** Start RECORDS FOR THIS TASK **
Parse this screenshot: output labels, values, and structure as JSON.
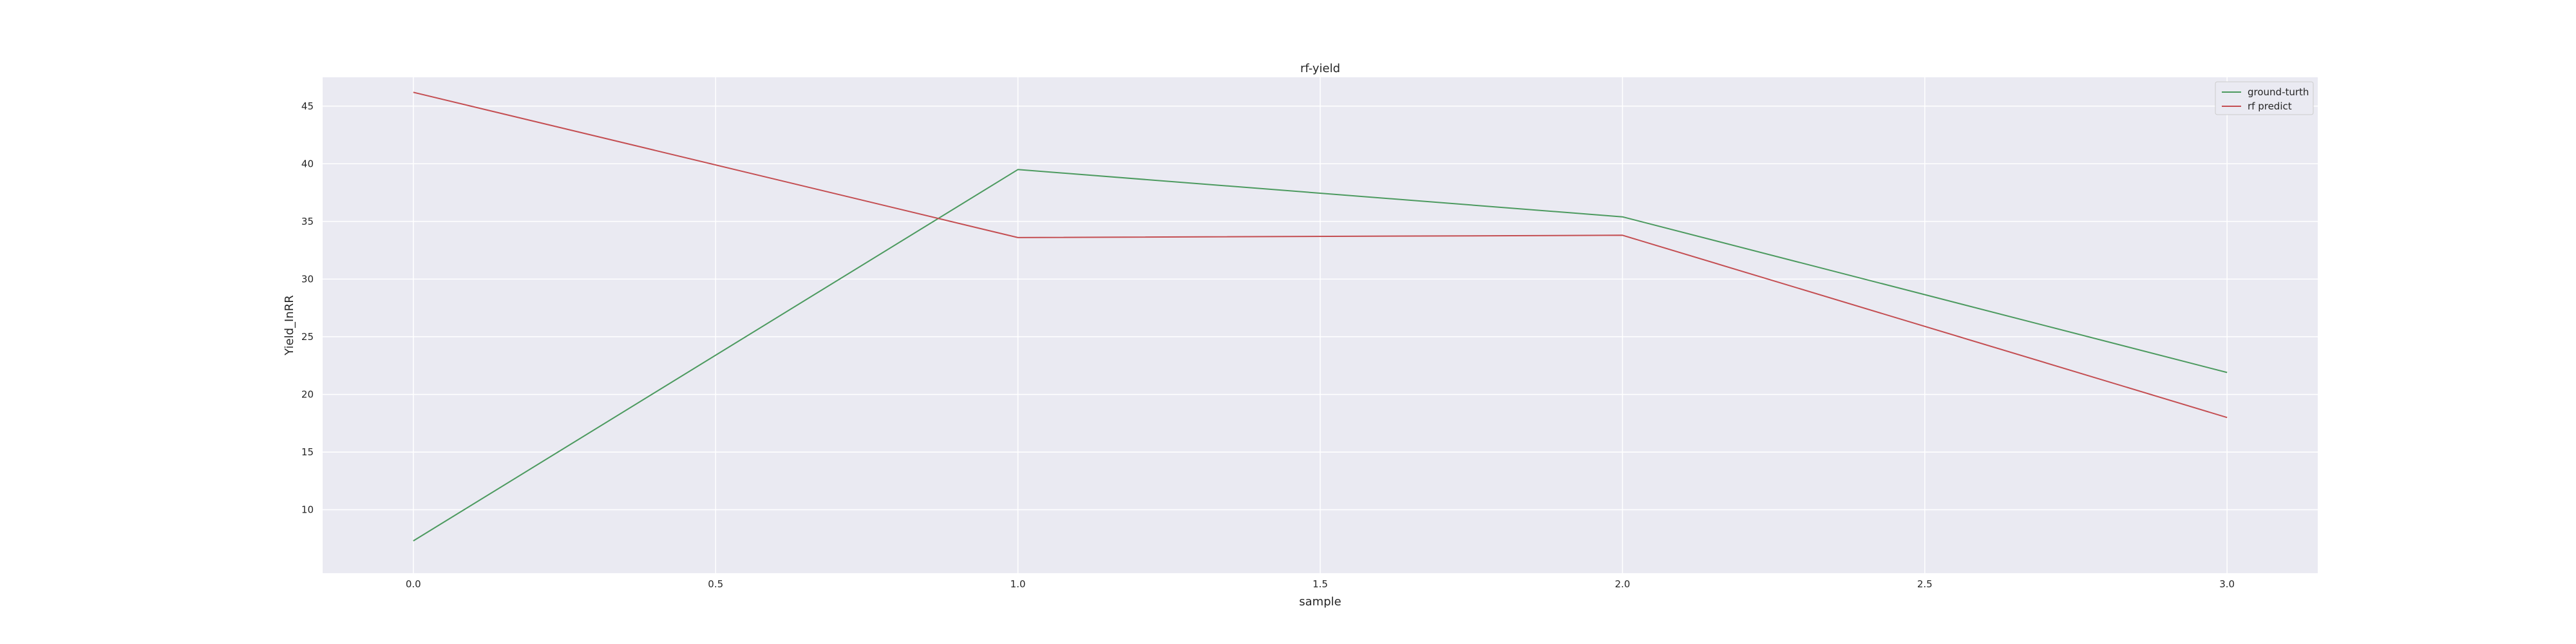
{
  "chart_data": {
    "type": "line",
    "title": "rf-yield",
    "xlabel": "sample",
    "ylabel": "Yield_InRR",
    "xlim": [
      -0.15,
      3.15
    ],
    "ylim": [
      4.5,
      47.5
    ],
    "xticks": [
      "0.0",
      "0.5",
      "1.0",
      "1.5",
      "2.0",
      "2.5",
      "3.0"
    ],
    "yticks": [
      "10",
      "15",
      "20",
      "25",
      "30",
      "35",
      "40",
      "45"
    ],
    "grid": true,
    "legend_position": "top-right",
    "x": [
      0,
      1,
      2,
      3
    ],
    "series": [
      {
        "name": "ground-turth",
        "color": "#4c9a5f",
        "values": [
          7.3,
          39.5,
          35.4,
          21.9
        ]
      },
      {
        "name": "rf predict",
        "color": "#c44e52",
        "values": [
          46.2,
          33.6,
          33.8,
          18.0
        ]
      }
    ]
  }
}
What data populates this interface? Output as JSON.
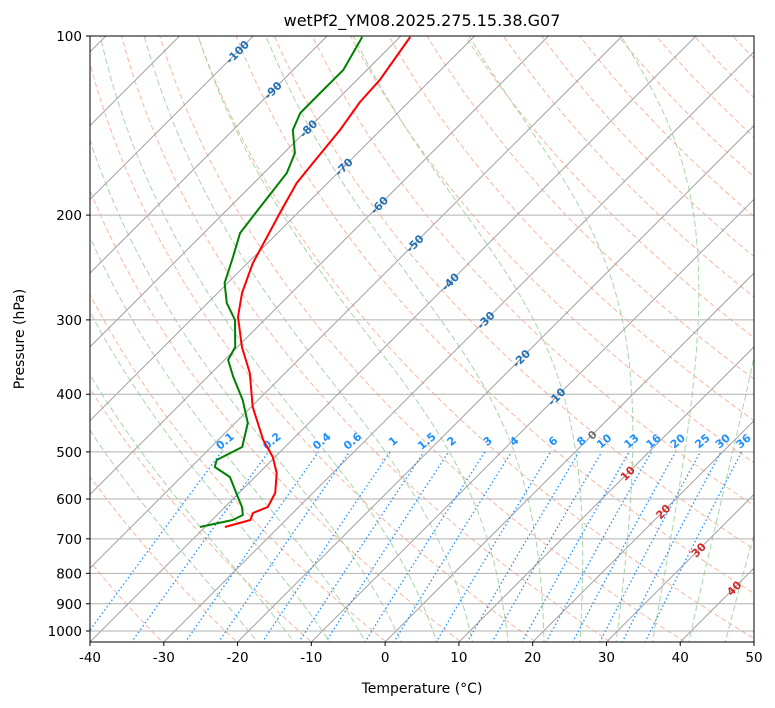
{
  "chart_data": {
    "type": "line",
    "subtype": "skew-t log-p",
    "title": "wetPf2_YM08.2025.275.15.38.G07",
    "xlabel": "Temperature (°C)",
    "ylabel": "Pressure (hPa)",
    "xlim": [
      -40,
      50
    ],
    "ylim": [
      1050,
      100
    ],
    "xticks": [
      -40,
      -30,
      -20,
      -10,
      0,
      10,
      20,
      30,
      40,
      50
    ],
    "yticks": [
      100,
      200,
      300,
      400,
      500,
      600,
      700,
      800,
      900,
      1000
    ],
    "grid": true,
    "isotherm_labels": [
      -100,
      -90,
      -80,
      -70,
      -60,
      -50,
      -40,
      -30,
      -20,
      -10,
      0,
      10,
      20,
      30,
      40
    ],
    "mixing_ratio_labels": [
      "0.1",
      "0.2",
      "0.4",
      "0.6",
      "1",
      "1.5",
      "2",
      "3",
      "4",
      "6",
      "8",
      "10",
      "13",
      "16",
      "20",
      "25",
      "30",
      "36"
    ],
    "colors": {
      "temperature": "#ff0000",
      "dewpoint": "#008000",
      "isotherm": "#a0a0a0",
      "dry_adiabat": "#f5a58a",
      "moist_adiabat": "#9fd09f",
      "mixing_ratio": "#1e90ff",
      "cold_label": "#1f6fb4",
      "zero_label": "#707070",
      "warm_label": "#d62728"
    },
    "series": [
      {
        "name": "Temperature",
        "p": [
          100.4,
          118.6,
          129.1,
          143.9,
          163.5,
          176.6,
          198.4,
          217.7,
          240.7,
          270.4,
          296.6,
          333.2,
          368.5,
          420.2,
          477.5,
          510,
          542.6,
          586.2,
          618.8,
          633.4,
          650.7,
          668.6
        ],
        "t": [
          -78.6,
          -76.9,
          -76.6,
          -75.5,
          -74.7,
          -74.2,
          -72.4,
          -70.9,
          -69.3,
          -66.7,
          -64.0,
          -59.4,
          -54.8,
          -49.8,
          -43.9,
          -40.3,
          -37.6,
          -35.1,
          -34.2,
          -35.4,
          -34.8,
          -37.3
        ]
      },
      {
        "name": "Dewpoint",
        "p": [
          100.4,
          114.1,
          124.7,
          134.7,
          143.9,
          157.3,
          169.9,
          193.8,
          214.3,
          235.2,
          260.2,
          281.1,
          300.1,
          333.2,
          350.4,
          374.2,
          409.1,
          447.1,
          490.7,
          515.9,
          530.2,
          551.1,
          595.5,
          618.8,
          638.3,
          650.7,
          668.6
        ],
        "t": [
          -85.1,
          -83.2,
          -83.2,
          -83.2,
          -81.9,
          -78.5,
          -76.9,
          -75.9,
          -75.1,
          -72.8,
          -70.4,
          -67.4,
          -64.0,
          -60.3,
          -59.5,
          -56.5,
          -52.1,
          -48.3,
          -45.8,
          -47.5,
          -46.8,
          -43.4,
          -39.6,
          -37.7,
          -36.5,
          -37.2,
          -40.7
        ]
      }
    ]
  }
}
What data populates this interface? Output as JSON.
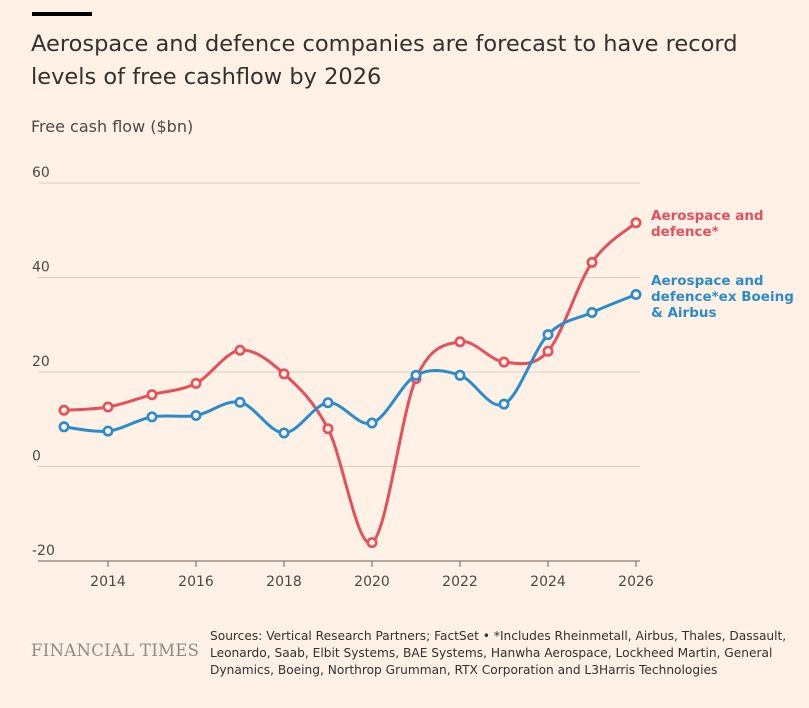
{
  "header": {
    "title": "Aerospace and defence companies are forecast to have record levels of free cashflow by 2026",
    "subtitle": "Free cash flow ($bn)"
  },
  "footer": {
    "logo": "FINANCIAL TIMES",
    "source": "Sources: Vertical Research Partners; FactSet • *Includes Rheinmetall, Airbus, Thales, Dassault, Leonardo, Saab, Elbit Systems, BAE Systems, Hanwha Aerospace, Lockheed Martin, General Dynamics, Boeing, Northrop Grumman, RTX Corporation and L3Harris Technologies"
  },
  "colors": {
    "background": "#fff1e5",
    "series_red": "#e5505c",
    "series_blue": "#2b8ccb",
    "grid": "#d9cdc1",
    "axis": "#66605c"
  },
  "chart_data": {
    "type": "line",
    "title": "Aerospace and defence companies are forecast to have record levels of free cashflow by 2026",
    "xlabel": "",
    "ylabel": "Free cash flow ($bn)",
    "x": [
      2013,
      2014,
      2015,
      2016,
      2017,
      2018,
      2019,
      2020,
      2021,
      2022,
      2023,
      2024,
      2025,
      2026
    ],
    "xlim": [
      2013,
      2026
    ],
    "ylim": [
      -20,
      60
    ],
    "xticks": [
      "2014",
      "2016",
      "2018",
      "2020",
      "2022",
      "2024",
      "2026"
    ],
    "yticks": [
      "60",
      "40",
      "20",
      "0",
      "-20"
    ],
    "grid": true,
    "series": [
      {
        "name": "Aerospace and defence*",
        "label_lines": [
          "Aerospace and",
          "defence*"
        ],
        "color": "#e5505c",
        "values": [
          11.9,
          12.6,
          15.2,
          17.6,
          24.6,
          19.6,
          8.0,
          -16.1,
          18.6,
          26.4,
          22.1,
          24.4,
          43.2,
          51.6
        ]
      },
      {
        "name": "Aerospace and defence*ex Boeing & Airbus",
        "label_lines": [
          "Aerospace and",
          "defence*ex Boeing",
          "& Airbus"
        ],
        "color": "#2b8ccb",
        "values": [
          8.4,
          7.5,
          10.5,
          10.8,
          13.6,
          7.1,
          13.5,
          9.2,
          19.3,
          19.3,
          13.2,
          27.9,
          32.6,
          36.4
        ]
      }
    ]
  }
}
** End RECORDS FOR THIS TASK **
### WRITTEN PROBLEM
Please repeat the entries exactly. Do not include the pictures.

### FULL ANSWER
Parse this screenshot: output labels, values, and structure as JSON.
{
  "chart_data": {
    "type": "line",
    "title": "rf-yield",
    "xlabel": "sample",
    "ylabel": "Yield_InRR",
    "xlim": [
      -0.15,
      3.15
    ],
    "ylim": [
      4.5,
      47.5
    ],
    "xticks": [
      "0.0",
      "0.5",
      "1.0",
      "1.5",
      "2.0",
      "2.5",
      "3.0"
    ],
    "yticks": [
      "10",
      "15",
      "20",
      "25",
      "30",
      "35",
      "40",
      "45"
    ],
    "grid": true,
    "legend_position": "top-right",
    "x": [
      0,
      1,
      2,
      3
    ],
    "series": [
      {
        "name": "ground-turth",
        "color": "#4c9a5f",
        "values": [
          7.3,
          39.5,
          35.4,
          21.9
        ]
      },
      {
        "name": "rf predict",
        "color": "#c44e52",
        "values": [
          46.2,
          33.6,
          33.8,
          18.0
        ]
      }
    ]
  }
}
What data populates this interface? Output as JSON.
{
  "chart_data": {
    "type": "line",
    "subtype": "skew-t log-p",
    "title": "wetPf2_YM08.2025.275.15.38.G07",
    "xlabel": "Temperature (°C)",
    "ylabel": "Pressure (hPa)",
    "xlim": [
      -40,
      50
    ],
    "ylim": [
      1050,
      100
    ],
    "xticks": [
      -40,
      -30,
      -20,
      -10,
      0,
      10,
      20,
      30,
      40,
      50
    ],
    "yticks": [
      100,
      200,
      300,
      400,
      500,
      600,
      700,
      800,
      900,
      1000
    ],
    "grid": true,
    "isotherm_labels": [
      -100,
      -90,
      -80,
      -70,
      -60,
      -50,
      -40,
      -30,
      -20,
      -10,
      0,
      10,
      20,
      30,
      40
    ],
    "mixing_ratio_labels": [
      "0.1",
      "0.2",
      "0.4",
      "0.6",
      "1",
      "1.5",
      "2",
      "3",
      "4",
      "6",
      "8",
      "10",
      "13",
      "16",
      "20",
      "25",
      "30",
      "36"
    ],
    "colors": {
      "temperature": "#ff0000",
      "dewpoint": "#008000",
      "isotherm": "#a0a0a0",
      "dry_adiabat": "#f5a58a",
      "moist_adiabat": "#9fd09f",
      "mixing_ratio": "#1e90ff",
      "cold_label": "#1f6fb4",
      "zero_label": "#707070",
      "warm_label": "#d62728"
    },
    "series": [
      {
        "name": "Temperature",
        "p": [
          100.4,
          118.6,
          129.1,
          143.9,
          163.5,
          176.6,
          198.4,
          217.7,
          240.7,
          270.4,
          296.6,
          333.2,
          368.5,
          420.2,
          477.5,
          510,
          542.6,
          586.2,
          618.8,
          633.4,
          650.7,
          668.6
        ],
        "t": [
          -78.6,
          -76.9,
          -76.6,
          -75.5,
          -74.7,
          -74.2,
          -72.4,
          -70.9,
          -69.3,
          -66.7,
          -64.0,
          -59.4,
          -54.8,
          -49.8,
          -43.9,
          -40.3,
          -37.6,
          -35.1,
          -34.2,
          -35.4,
          -34.8,
          -37.3
        ]
      },
      {
        "name": "Dewpoint",
        "p": [
          100.4,
          114.1,
          124.7,
          134.7,
          143.9,
          157.3,
          169.9,
          193.8,
          214.3,
          235.2,
          260.2,
          281.1,
          300.1,
          333.2,
          350.4,
          374.2,
          409.1,
          447.1,
          490.7,
          515.9,
          530.2,
          551.1,
          595.5,
          618.8,
          638.3,
          650.7,
          668.6
        ],
        "t": [
          -85.1,
          -83.2,
          -83.2,
          -83.2,
          -81.9,
          -78.5,
          -76.9,
          -75.9,
          -75.1,
          -72.8,
          -70.4,
          -67.4,
          -64.0,
          -60.3,
          -59.5,
          -56.5,
          -52.1,
          -48.3,
          -45.8,
          -47.5,
          -46.8,
          -43.4,
          -39.6,
          -37.7,
          -36.5,
          -37.2,
          -40.7
        ]
      }
    ]
  }
}
What data populates this interface? Output as JSON.
{
  "header": {
    "title": "Aerospace and defence companies are forecast to have record levels of free cashflow by 2026",
    "subtitle": "Free cash flow ($bn)"
  },
  "footer": {
    "logo": "FINANCIAL TIMES",
    "source": "Sources: Vertical Research Partners; FactSet • *Includes Rheinmetall, Airbus, Thales, Dassault, Leonardo, Saab, Elbit Systems, BAE Systems, Hanwha Aerospace, Lockheed Martin, General Dynamics, Boeing, Northrop Grumman, RTX Corporation and L3Harris Technologies"
  },
  "colors": {
    "background": "#fff1e5",
    "series_red": "#e5505c",
    "series_blue": "#2b8ccb",
    "grid": "#d9cdc1",
    "axis": "#66605c"
  },
  "chart_data": {
    "type": "line",
    "title": "Aerospace and defence companies are forecast to have record levels of free cashflow by 2026",
    "xlabel": "",
    "ylabel": "Free cash flow ($bn)",
    "x": [
      2013,
      2014,
      2015,
      2016,
      2017,
      2018,
      2019,
      2020,
      2021,
      2022,
      2023,
      2024,
      2025,
      2026
    ],
    "xlim": [
      2013,
      2026
    ],
    "ylim": [
      -20,
      60
    ],
    "xticks": [
      "2014",
      "2016",
      "2018",
      "2020",
      "2022",
      "2024",
      "2026"
    ],
    "yticks": [
      "60",
      "40",
      "20",
      "0",
      "-20"
    ],
    "grid": true,
    "series": [
      {
        "name": "Aerospace and defence*",
        "label_lines": [
          "Aerospace and",
          "defence*"
        ],
        "color": "#e5505c",
        "values": [
          11.9,
          12.6,
          15.2,
          17.6,
          24.6,
          19.6,
          8.0,
          -16.1,
          18.6,
          26.4,
          22.1,
          24.4,
          43.2,
          51.6
        ]
      },
      {
        "name": "Aerospace and defence*ex Boeing & Airbus",
        "label_lines": [
          "Aerospace and",
          "defence*ex Boeing",
          "& Airbus"
        ],
        "color": "#2b8ccb",
        "values": [
          8.4,
          7.5,
          10.5,
          10.8,
          13.6,
          7.1,
          13.5,
          9.2,
          19.3,
          19.3,
          13.2,
          27.9,
          32.6,
          36.4
        ]
      }
    ]
  }
}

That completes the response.